• _Work instructions_
Each line below is to be set down again exactly.

• _Source material_

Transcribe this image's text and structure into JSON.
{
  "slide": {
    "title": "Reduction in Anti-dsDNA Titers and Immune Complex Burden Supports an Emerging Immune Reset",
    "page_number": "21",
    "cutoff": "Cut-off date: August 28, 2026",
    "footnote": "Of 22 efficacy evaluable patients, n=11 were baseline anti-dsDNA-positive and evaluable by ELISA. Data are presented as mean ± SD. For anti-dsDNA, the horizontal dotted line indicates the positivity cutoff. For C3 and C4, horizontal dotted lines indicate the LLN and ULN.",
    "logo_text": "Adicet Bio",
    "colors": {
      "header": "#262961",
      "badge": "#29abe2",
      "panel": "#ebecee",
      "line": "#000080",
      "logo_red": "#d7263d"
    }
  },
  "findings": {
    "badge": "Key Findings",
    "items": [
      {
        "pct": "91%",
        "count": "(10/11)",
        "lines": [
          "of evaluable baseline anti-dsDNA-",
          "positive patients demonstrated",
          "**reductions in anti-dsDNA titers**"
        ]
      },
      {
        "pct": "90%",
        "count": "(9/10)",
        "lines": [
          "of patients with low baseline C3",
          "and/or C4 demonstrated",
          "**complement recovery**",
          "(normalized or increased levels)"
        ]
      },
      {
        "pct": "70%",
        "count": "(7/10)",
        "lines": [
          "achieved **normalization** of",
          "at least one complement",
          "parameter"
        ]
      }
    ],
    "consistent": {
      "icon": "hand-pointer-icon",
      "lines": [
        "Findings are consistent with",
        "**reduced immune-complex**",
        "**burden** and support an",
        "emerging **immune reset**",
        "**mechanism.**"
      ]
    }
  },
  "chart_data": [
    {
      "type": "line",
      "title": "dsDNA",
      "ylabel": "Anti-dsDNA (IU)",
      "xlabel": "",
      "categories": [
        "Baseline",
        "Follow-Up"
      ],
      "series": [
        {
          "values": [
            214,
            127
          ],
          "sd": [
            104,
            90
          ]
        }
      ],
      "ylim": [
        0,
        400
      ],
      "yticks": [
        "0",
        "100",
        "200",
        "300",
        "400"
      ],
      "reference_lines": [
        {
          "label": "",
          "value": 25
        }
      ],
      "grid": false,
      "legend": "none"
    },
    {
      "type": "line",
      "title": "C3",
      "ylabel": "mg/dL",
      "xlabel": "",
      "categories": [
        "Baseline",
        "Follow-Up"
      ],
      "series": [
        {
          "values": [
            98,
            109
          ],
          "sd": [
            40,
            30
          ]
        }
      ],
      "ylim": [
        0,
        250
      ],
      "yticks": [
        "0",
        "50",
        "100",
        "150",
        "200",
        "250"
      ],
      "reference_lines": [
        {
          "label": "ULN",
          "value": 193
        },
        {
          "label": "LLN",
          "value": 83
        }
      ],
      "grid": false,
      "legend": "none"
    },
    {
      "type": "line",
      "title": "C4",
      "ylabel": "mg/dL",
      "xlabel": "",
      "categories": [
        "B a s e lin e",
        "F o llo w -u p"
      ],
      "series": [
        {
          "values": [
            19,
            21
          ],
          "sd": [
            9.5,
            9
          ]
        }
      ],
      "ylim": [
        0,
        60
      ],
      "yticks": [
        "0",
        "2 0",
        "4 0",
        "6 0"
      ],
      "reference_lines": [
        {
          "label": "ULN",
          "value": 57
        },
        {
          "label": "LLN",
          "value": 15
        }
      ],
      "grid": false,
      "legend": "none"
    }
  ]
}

• _Exercise answer_
Transcribe this image's text and structure into JSON.
{
  "slide": {
    "title": "Reduction in Anti-dsDNA Titers and Immune Complex Burden Supports an Emerging Immune Reset",
    "page_number": "21",
    "cutoff": "Cut-off date: August 28, 2026",
    "footnote": "Of 22 efficacy evaluable patients, n=11 were baseline anti-dsDNA-positive and evaluable by ELISA. Data are presented as mean ± SD. For anti-dsDNA, the horizontal dotted line indicates the positivity cutoff. For C3 and C4, horizontal dotted lines indicate the LLN and ULN.",
    "logo_text": "Adicet Bio",
    "colors": {
      "header": "#262961",
      "badge": "#29abe2",
      "panel": "#ebecee",
      "line": "#000080",
      "logo_red": "#d7263d"
    }
  },
  "findings": {
    "badge": "Key Findings",
    "items": [
      {
        "pct": "91%",
        "count": "(10/11)",
        "lines": [
          "of evaluable baseline anti-dsDNA-",
          "positive patients demonstrated",
          "**reductions in anti-dsDNA titers**"
        ]
      },
      {
        "pct": "90%",
        "count": "(9/10)",
        "lines": [
          "of patients with low baseline C3",
          "and/or C4 demonstrated",
          "**complement recovery**",
          "(normalized or increased levels)"
        ]
      },
      {
        "pct": "70%",
        "count": "(7/10)",
        "lines": [
          "achieved **normalization** of",
          "at least one complement",
          "parameter"
        ]
      }
    ],
    "consistent": {
      "icon": "hand-pointer-icon",
      "lines": [
        "Findings are consistent with",
        "**reduced immune-complex**",
        "**burden** and support an",
        "emerging **immune reset**",
        "**mechanism.**"
      ]
    }
  },
  "chart_data": [
    {
      "type": "line",
      "title": "dsDNA",
      "ylabel": "Anti-dsDNA (IU)",
      "xlabel": "",
      "categories": [
        "Baseline",
        "Follow-Up"
      ],
      "series": [
        {
          "values": [
            214,
            127
          ],
          "sd": [
            104,
            90
          ]
        }
      ],
      "ylim": [
        0,
        400
      ],
      "yticks": [
        "0",
        "100",
        "200",
        "300",
        "400"
      ],
      "reference_lines": [
        {
          "label": "",
          "value": 25
        }
      ],
      "grid": false,
      "legend": "none"
    },
    {
      "type": "line",
      "title": "C3",
      "ylabel": "mg/dL",
      "xlabel": "",
      "categories": [
        "Baseline",
        "Follow-Up"
      ],
      "series": [
        {
          "values": [
            98,
            109
          ],
          "sd": [
            40,
            30
          ]
        }
      ],
      "ylim": [
        0,
        250
      ],
      "yticks": [
        "0",
        "50",
        "100",
        "150",
        "200",
        "250"
      ],
      "reference_lines": [
        {
          "label": "ULN",
          "value": 193
        },
        {
          "label": "LLN",
          "value": 83
        }
      ],
      "grid": false,
      "legend": "none"
    },
    {
      "type": "line",
      "title": "C4",
      "ylabel": "mg/dL",
      "xlabel": "",
      "categories": [
        "B a s e lin e",
        "F o llo w -u p"
      ],
      "series": [
        {
          "values": [
            19,
            21
          ],
          "sd": [
            9.5,
            9
          ]
        }
      ],
      "ylim": [
        0,
        60
      ],
      "yticks": [
        "0",
        "2 0",
        "4 0",
        "6 0"
      ],
      "reference_lines": [
        {
          "label": "ULN",
          "value": 57
        },
        {
          "label": "LLN",
          "value": 15
        }
      ],
      "grid": false,
      "legend": "none"
    }
  ]
}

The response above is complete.